* _Problem details_
Restate exactly the lines below, from the one containing "Extract the structured" through the final line, and leave out the pictures.

* _Provided entries_
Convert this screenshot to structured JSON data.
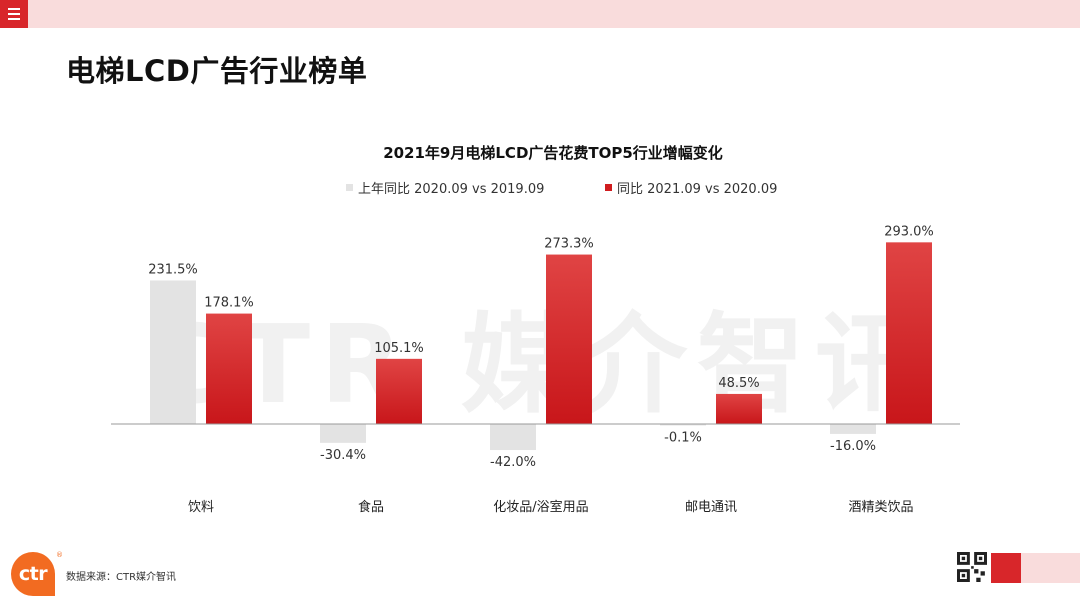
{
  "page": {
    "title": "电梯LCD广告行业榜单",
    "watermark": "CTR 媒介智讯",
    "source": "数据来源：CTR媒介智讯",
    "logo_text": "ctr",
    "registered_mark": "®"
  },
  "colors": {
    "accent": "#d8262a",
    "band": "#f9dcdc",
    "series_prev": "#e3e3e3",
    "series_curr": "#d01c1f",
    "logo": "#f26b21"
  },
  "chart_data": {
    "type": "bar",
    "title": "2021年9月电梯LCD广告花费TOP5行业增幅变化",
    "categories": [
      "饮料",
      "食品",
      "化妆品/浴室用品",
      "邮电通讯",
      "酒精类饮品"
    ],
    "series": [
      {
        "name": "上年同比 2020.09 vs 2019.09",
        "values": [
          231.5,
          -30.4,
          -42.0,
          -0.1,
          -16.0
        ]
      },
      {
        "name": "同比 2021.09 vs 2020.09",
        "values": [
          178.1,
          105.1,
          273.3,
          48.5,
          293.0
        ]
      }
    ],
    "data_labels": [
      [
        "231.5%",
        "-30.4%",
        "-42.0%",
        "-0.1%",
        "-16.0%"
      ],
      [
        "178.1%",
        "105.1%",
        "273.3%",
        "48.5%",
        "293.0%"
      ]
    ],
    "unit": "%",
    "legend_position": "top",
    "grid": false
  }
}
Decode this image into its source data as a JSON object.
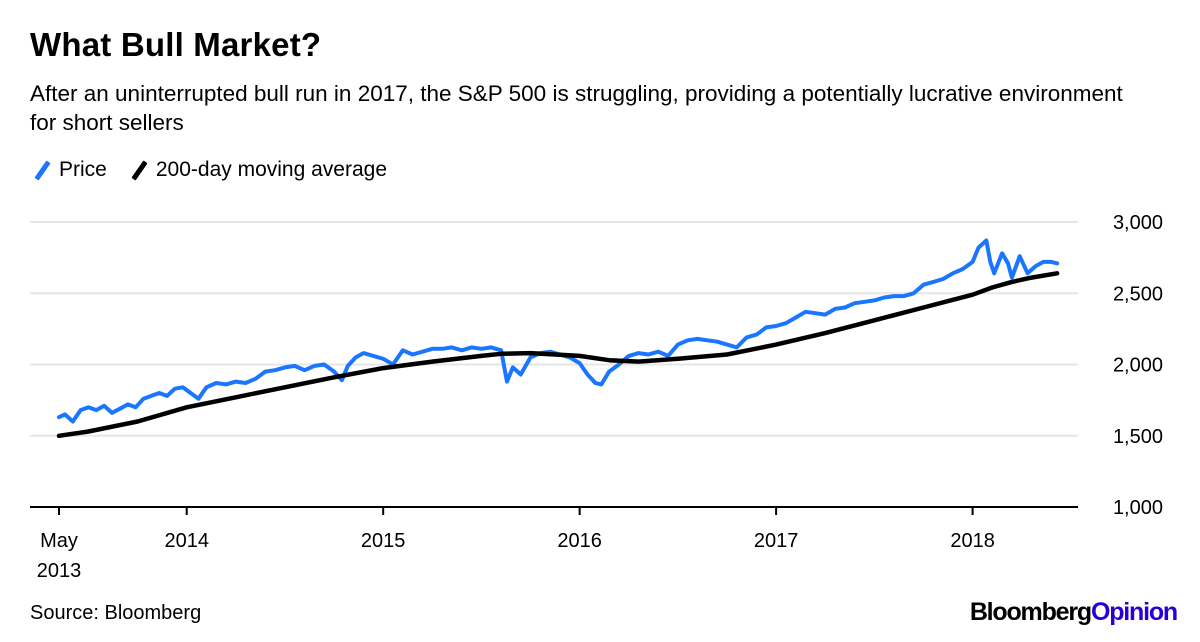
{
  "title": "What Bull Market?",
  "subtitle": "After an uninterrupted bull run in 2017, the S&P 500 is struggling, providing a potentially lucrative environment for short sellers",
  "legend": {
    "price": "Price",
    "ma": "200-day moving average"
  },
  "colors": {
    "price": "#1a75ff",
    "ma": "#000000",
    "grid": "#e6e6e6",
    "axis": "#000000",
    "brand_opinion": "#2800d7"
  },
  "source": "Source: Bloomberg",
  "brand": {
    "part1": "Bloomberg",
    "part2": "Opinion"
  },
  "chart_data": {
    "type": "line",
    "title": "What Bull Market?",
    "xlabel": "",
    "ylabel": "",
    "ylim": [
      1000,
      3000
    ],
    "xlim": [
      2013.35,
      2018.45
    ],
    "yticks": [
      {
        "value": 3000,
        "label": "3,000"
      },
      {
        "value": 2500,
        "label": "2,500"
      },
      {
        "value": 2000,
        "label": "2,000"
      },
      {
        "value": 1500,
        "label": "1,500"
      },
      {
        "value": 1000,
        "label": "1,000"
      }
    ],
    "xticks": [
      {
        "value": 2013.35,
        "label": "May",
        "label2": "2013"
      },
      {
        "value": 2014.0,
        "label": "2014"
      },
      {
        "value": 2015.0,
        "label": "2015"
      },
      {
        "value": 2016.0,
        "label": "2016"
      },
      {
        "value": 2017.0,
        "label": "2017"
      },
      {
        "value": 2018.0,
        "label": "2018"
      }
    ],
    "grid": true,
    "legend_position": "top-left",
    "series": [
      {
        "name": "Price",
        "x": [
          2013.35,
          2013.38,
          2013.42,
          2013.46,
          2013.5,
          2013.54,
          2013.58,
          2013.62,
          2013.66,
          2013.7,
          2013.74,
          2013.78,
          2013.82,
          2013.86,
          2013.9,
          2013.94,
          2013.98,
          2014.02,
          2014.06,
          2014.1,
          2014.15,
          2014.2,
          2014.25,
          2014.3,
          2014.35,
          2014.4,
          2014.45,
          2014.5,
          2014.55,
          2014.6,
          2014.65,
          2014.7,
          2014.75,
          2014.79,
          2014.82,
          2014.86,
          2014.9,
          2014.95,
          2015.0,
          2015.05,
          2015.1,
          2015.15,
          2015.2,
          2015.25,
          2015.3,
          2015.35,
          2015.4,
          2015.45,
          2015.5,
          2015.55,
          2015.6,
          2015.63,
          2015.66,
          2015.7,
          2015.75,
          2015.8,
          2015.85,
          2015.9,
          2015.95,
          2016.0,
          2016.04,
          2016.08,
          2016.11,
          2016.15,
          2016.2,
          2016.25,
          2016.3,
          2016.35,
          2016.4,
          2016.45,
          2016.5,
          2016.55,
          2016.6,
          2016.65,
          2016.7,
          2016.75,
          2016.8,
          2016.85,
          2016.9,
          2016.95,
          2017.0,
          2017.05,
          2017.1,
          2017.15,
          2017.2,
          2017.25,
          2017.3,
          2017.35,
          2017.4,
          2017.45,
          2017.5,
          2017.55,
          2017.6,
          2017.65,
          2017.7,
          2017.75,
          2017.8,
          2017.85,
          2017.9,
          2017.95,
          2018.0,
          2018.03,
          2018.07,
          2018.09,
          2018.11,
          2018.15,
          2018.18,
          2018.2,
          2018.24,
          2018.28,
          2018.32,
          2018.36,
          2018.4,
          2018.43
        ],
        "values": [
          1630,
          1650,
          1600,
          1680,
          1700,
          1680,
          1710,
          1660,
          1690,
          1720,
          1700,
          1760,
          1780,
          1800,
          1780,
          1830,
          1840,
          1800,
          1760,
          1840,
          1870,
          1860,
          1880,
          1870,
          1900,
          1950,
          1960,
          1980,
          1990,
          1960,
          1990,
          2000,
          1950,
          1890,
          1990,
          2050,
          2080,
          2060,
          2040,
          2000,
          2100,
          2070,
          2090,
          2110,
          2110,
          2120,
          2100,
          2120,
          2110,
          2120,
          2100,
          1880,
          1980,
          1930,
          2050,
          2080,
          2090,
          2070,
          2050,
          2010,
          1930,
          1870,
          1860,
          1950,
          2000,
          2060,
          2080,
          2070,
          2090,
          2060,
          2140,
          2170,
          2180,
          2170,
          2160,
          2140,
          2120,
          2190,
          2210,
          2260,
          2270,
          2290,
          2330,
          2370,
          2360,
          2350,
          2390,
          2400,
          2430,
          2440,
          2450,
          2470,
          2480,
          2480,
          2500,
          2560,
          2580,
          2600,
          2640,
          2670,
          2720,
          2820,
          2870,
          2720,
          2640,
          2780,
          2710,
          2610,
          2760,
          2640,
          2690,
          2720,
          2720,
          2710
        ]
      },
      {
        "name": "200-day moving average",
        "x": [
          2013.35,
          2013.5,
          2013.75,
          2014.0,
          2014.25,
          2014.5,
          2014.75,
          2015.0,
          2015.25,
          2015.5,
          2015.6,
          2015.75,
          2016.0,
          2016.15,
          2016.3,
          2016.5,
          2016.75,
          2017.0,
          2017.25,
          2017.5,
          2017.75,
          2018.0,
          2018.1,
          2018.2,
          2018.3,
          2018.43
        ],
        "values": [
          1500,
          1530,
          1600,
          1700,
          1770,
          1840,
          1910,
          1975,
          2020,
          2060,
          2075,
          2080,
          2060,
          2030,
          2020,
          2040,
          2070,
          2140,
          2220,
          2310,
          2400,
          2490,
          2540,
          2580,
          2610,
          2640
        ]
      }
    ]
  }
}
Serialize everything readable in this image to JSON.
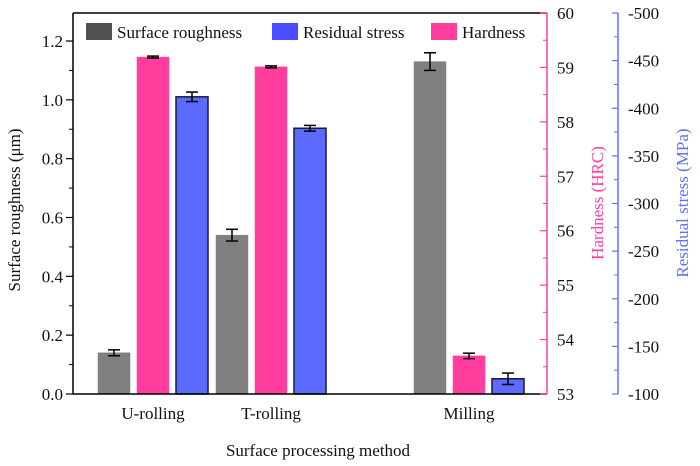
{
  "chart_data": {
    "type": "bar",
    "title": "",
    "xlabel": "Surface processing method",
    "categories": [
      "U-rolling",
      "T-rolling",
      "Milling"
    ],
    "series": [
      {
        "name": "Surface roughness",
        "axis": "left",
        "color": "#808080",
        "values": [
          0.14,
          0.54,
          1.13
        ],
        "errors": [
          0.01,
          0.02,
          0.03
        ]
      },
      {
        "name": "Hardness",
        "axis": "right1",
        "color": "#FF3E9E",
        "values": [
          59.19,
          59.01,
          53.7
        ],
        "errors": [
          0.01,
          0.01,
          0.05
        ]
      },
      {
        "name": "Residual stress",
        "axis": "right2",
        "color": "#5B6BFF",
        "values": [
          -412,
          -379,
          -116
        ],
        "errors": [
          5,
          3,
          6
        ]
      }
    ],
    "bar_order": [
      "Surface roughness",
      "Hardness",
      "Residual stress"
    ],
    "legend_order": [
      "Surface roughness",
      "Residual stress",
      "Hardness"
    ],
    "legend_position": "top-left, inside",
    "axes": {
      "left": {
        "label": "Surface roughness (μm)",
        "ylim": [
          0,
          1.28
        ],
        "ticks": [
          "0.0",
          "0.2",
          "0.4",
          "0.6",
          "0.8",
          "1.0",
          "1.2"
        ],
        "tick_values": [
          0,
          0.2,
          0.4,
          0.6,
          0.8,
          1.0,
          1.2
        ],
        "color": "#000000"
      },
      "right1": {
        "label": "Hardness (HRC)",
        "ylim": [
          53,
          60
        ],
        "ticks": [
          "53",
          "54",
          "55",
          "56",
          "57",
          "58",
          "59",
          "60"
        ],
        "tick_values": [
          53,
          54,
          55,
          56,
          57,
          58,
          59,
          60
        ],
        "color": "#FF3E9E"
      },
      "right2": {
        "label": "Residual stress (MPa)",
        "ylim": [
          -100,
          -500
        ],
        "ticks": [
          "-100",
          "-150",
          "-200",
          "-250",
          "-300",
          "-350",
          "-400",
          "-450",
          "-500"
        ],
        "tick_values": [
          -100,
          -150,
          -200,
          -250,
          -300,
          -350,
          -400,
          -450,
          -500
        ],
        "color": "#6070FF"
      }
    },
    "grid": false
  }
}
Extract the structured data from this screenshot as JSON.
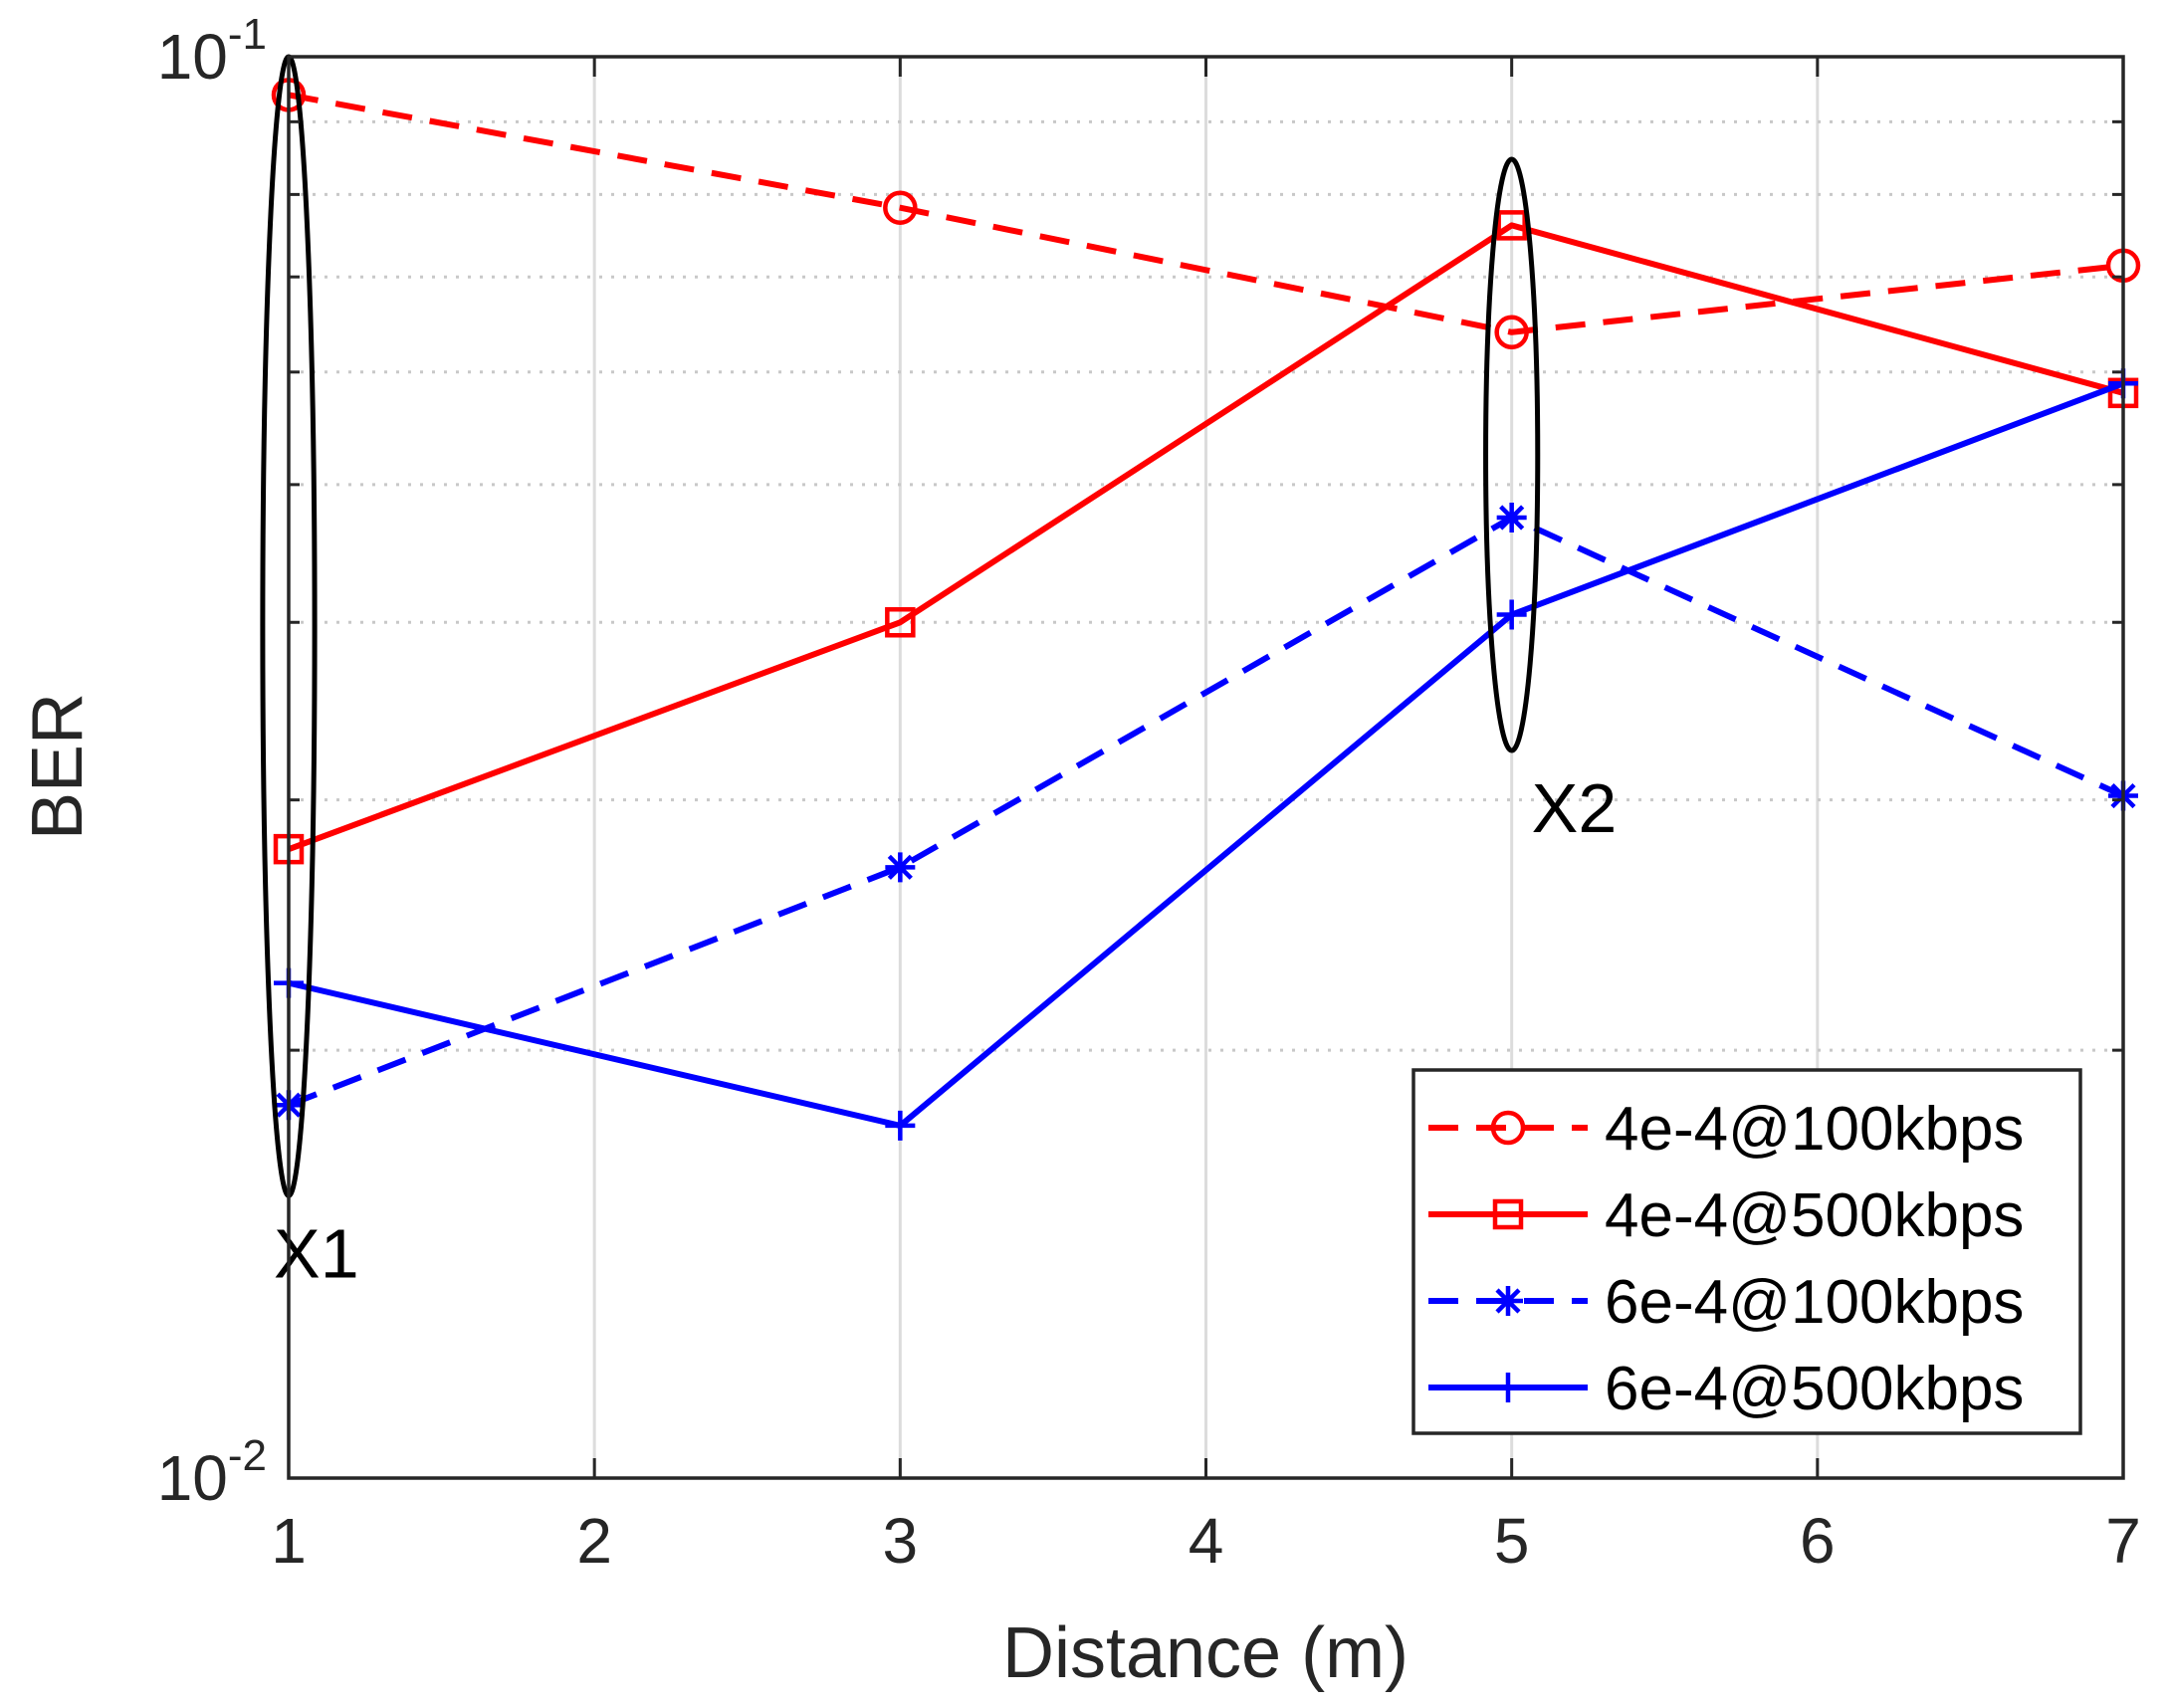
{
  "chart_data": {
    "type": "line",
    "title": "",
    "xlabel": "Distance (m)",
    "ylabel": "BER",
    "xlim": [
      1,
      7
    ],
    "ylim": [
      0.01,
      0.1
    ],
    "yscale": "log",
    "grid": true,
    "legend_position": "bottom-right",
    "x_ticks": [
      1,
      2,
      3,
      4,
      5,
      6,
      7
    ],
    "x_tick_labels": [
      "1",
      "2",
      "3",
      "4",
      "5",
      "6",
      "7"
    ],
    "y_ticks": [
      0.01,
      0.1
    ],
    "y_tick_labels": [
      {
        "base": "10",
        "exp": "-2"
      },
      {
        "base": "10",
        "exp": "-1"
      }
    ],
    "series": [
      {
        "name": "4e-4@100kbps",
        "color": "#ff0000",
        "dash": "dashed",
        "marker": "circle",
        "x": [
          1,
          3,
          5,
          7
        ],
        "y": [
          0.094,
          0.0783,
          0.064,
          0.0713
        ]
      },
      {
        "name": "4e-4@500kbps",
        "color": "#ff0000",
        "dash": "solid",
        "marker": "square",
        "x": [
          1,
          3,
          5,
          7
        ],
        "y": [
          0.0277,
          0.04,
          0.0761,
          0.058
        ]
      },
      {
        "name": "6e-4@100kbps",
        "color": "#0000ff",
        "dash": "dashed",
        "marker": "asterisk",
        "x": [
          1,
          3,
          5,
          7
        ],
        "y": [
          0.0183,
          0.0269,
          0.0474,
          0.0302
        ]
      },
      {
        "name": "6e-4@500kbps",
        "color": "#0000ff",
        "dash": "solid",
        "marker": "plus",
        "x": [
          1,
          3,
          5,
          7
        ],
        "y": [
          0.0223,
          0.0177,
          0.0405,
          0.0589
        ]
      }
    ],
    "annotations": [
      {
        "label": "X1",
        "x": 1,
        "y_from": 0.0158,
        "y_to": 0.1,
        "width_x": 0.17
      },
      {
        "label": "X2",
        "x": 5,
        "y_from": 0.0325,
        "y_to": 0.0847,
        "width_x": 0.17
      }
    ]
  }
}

* _Response_
Extract the structured data from this screenshot as JSON.
{
  "chart_data": {
    "type": "line",
    "title": "",
    "xlabel": "Distance (m)",
    "ylabel": "BER",
    "xlim": [
      1,
      7
    ],
    "ylim": [
      0.01,
      0.1
    ],
    "yscale": "log",
    "grid": true,
    "legend_position": "bottom-right",
    "x_ticks": [
      1,
      2,
      3,
      4,
      5,
      6,
      7
    ],
    "x_tick_labels": [
      "1",
      "2",
      "3",
      "4",
      "5",
      "6",
      "7"
    ],
    "y_ticks": [
      0.01,
      0.1
    ],
    "y_tick_labels": [
      {
        "base": "10",
        "exp": "-2"
      },
      {
        "base": "10",
        "exp": "-1"
      }
    ],
    "series": [
      {
        "name": "4e-4@100kbps",
        "color": "#ff0000",
        "dash": "dashed",
        "marker": "circle",
        "x": [
          1,
          3,
          5,
          7
        ],
        "y": [
          0.094,
          0.0783,
          0.064,
          0.0713
        ]
      },
      {
        "name": "4e-4@500kbps",
        "color": "#ff0000",
        "dash": "solid",
        "marker": "square",
        "x": [
          1,
          3,
          5,
          7
        ],
        "y": [
          0.0277,
          0.04,
          0.0761,
          0.058
        ]
      },
      {
        "name": "6e-4@100kbps",
        "color": "#0000ff",
        "dash": "dashed",
        "marker": "asterisk",
        "x": [
          1,
          3,
          5,
          7
        ],
        "y": [
          0.0183,
          0.0269,
          0.0474,
          0.0302
        ]
      },
      {
        "name": "6e-4@500kbps",
        "color": "#0000ff",
        "dash": "solid",
        "marker": "plus",
        "x": [
          1,
          3,
          5,
          7
        ],
        "y": [
          0.0223,
          0.0177,
          0.0405,
          0.0589
        ]
      }
    ],
    "annotations": [
      {
        "label": "X1",
        "x": 1,
        "y_from": 0.0158,
        "y_to": 0.1,
        "width_x": 0.17
      },
      {
        "label": "X2",
        "x": 5,
        "y_from": 0.0325,
        "y_to": 0.0847,
        "width_x": 0.17
      }
    ]
  }
}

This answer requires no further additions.